### DATA FOR PROCESSING
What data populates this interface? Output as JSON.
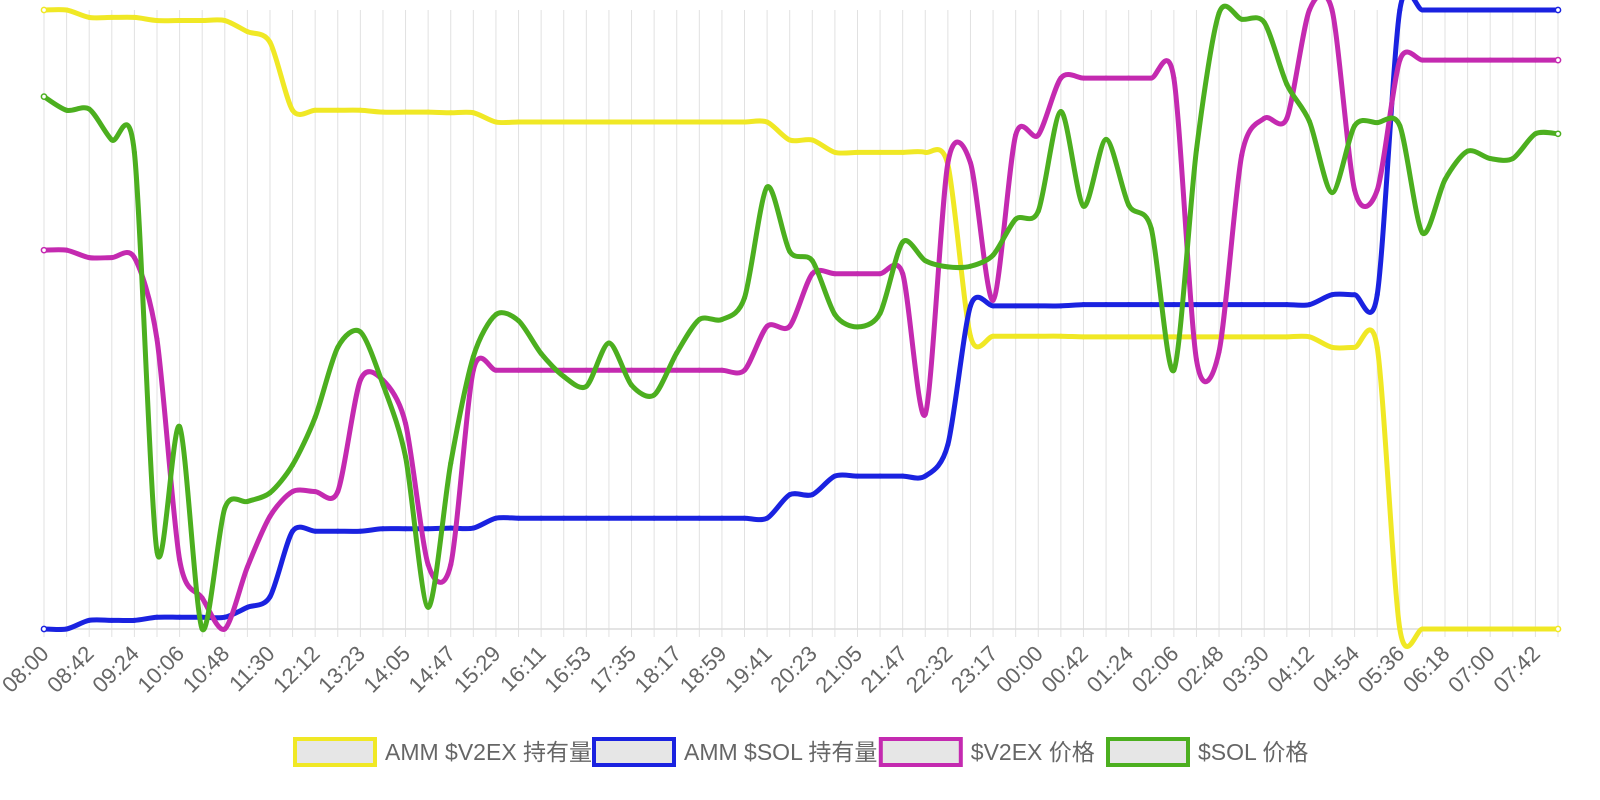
{
  "chart_data": {
    "type": "line",
    "x": [
      "08:00",
      "08:21",
      "08:42",
      "09:03",
      "09:24",
      "09:45",
      "10:06",
      "10:27",
      "10:48",
      "11:09",
      "11:30",
      "11:51",
      "12:12",
      "12:47",
      "13:23",
      "13:44",
      "14:05",
      "14:26",
      "14:47",
      "15:08",
      "15:29",
      "15:50",
      "16:11",
      "16:32",
      "16:53",
      "17:14",
      "17:35",
      "17:56",
      "18:17",
      "18:38",
      "18:59",
      "19:20",
      "19:41",
      "20:02",
      "20:23",
      "20:44",
      "21:05",
      "21:26",
      "21:47",
      "22:08",
      "22:32",
      "22:54",
      "23:17",
      "23:38",
      "00:00",
      "00:21",
      "00:42",
      "01:03",
      "01:24",
      "01:45",
      "02:06",
      "02:27",
      "02:48",
      "03:09",
      "03:30",
      "03:51",
      "04:12",
      "04:33",
      "04:54",
      "05:15",
      "05:36",
      "05:57",
      "06:18",
      "06:39",
      "07:00",
      "07:21",
      "07:42",
      "08:03"
    ],
    "tick_labels": [
      "08:00",
      "08:42",
      "09:24",
      "10:06",
      "10:48",
      "11:30",
      "12:12",
      "13:23",
      "14:05",
      "14:47",
      "15:29",
      "16:11",
      "16:53",
      "17:35",
      "18:17",
      "18:59",
      "19:41",
      "20:23",
      "21:05",
      "21:47",
      "22:32",
      "23:17",
      "00:00",
      "00:42",
      "01:24",
      "02:06",
      "02:48",
      "03:30",
      "04:12",
      "04:54",
      "05:36",
      "06:18",
      "07:00",
      "07:42"
    ],
    "ylim": [
      0,
      1
    ],
    "grid": true,
    "legend_position": "bottom",
    "series": [
      {
        "name": "AMM $V2EX 持有量",
        "color": "#f0e825",
        "values": [
          1.0,
          1.0,
          0.988,
          0.988,
          0.988,
          0.983,
          0.983,
          0.983,
          0.983,
          0.965,
          0.948,
          0.838,
          0.838,
          0.838,
          0.838,
          0.835,
          0.835,
          0.835,
          0.834,
          0.834,
          0.819,
          0.819,
          0.819,
          0.819,
          0.819,
          0.819,
          0.819,
          0.819,
          0.819,
          0.819,
          0.819,
          0.819,
          0.819,
          0.79,
          0.79,
          0.77,
          0.77,
          0.77,
          0.77,
          0.77,
          0.75,
          0.473,
          0.473,
          0.473,
          0.473,
          0.473,
          0.472,
          0.472,
          0.472,
          0.472,
          0.472,
          0.472,
          0.472,
          0.472,
          0.472,
          0.472,
          0.472,
          0.455,
          0.455,
          0.455,
          0.0,
          0.0,
          0.0,
          0.0,
          0.0,
          0.0,
          0.0,
          0.0
        ]
      },
      {
        "name": "AMM $SOL 持有量",
        "color": "#1a22e0",
        "values": [
          0.0,
          0.0,
          0.014,
          0.014,
          0.014,
          0.019,
          0.019,
          0.019,
          0.019,
          0.035,
          0.052,
          0.158,
          0.158,
          0.158,
          0.158,
          0.162,
          0.162,
          0.162,
          0.163,
          0.163,
          0.179,
          0.179,
          0.179,
          0.179,
          0.179,
          0.179,
          0.179,
          0.179,
          0.179,
          0.179,
          0.179,
          0.179,
          0.179,
          0.217,
          0.217,
          0.247,
          0.247,
          0.247,
          0.247,
          0.247,
          0.298,
          0.522,
          0.522,
          0.522,
          0.522,
          0.522,
          0.524,
          0.524,
          0.524,
          0.524,
          0.524,
          0.524,
          0.524,
          0.524,
          0.524,
          0.524,
          0.524,
          0.54,
          0.54,
          0.54,
          1.0,
          1.0,
          1.0,
          1.0,
          1.0,
          1.0,
          1.0,
          1.0
        ]
      },
      {
        "name": "$V2EX 价格",
        "color": "#c42ab0",
        "values": [
          0.612,
          0.612,
          0.6,
          0.6,
          0.6,
          0.468,
          0.112,
          0.05,
          0.0,
          0.1,
          0.182,
          0.222,
          0.222,
          0.222,
          0.402,
          0.402,
          0.332,
          0.104,
          0.104,
          0.418,
          0.418,
          0.418,
          0.418,
          0.418,
          0.418,
          0.418,
          0.418,
          0.418,
          0.418,
          0.418,
          0.418,
          0.418,
          0.489,
          0.489,
          0.574,
          0.574,
          0.574,
          0.574,
          0.574,
          0.347,
          0.753,
          0.753,
          0.531,
          0.798,
          0.798,
          0.89,
          0.89,
          0.89,
          0.89,
          0.89,
          0.89,
          0.435,
          0.448,
          0.765,
          0.825,
          0.825,
          1.0,
          1.0,
          0.709,
          0.709,
          0.919,
          0.919,
          0.919,
          0.919,
          0.919,
          0.919,
          0.919,
          0.919
        ]
      },
      {
        "name": "$SOL 价格",
        "color": "#4caf1f",
        "values": [
          0.86,
          0.838,
          0.84,
          0.79,
          0.77,
          0.125,
          0.327,
          0.0,
          0.195,
          0.206,
          0.22,
          0.265,
          0.342,
          0.455,
          0.48,
          0.395,
          0.278,
          0.035,
          0.268,
          0.44,
          0.508,
          0.498,
          0.445,
          0.408,
          0.392,
          0.462,
          0.394,
          0.378,
          0.446,
          0.5,
          0.5,
          0.535,
          0.714,
          0.61,
          0.595,
          0.508,
          0.488,
          0.51,
          0.625,
          0.595,
          0.585,
          0.586,
          0.604,
          0.662,
          0.675,
          0.836,
          0.683,
          0.791,
          0.685,
          0.647,
          0.418,
          0.774,
          0.995,
          0.985,
          0.98,
          0.88,
          0.82,
          0.705,
          0.813,
          0.818,
          0.813,
          0.64,
          0.726,
          0.772,
          0.76,
          0.76,
          0.8,
          0.8
        ]
      }
    ]
  }
}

### TASK INSTRUCTIONS
Scan the records above for the string "name", then report every line that contains it.

### RESPONSE
        "name": "AMM $V2EX 持有量",
        "name": "AMM $SOL 持有量",
        "name": "$V2EX 价格",
        "name": "$SOL 价格",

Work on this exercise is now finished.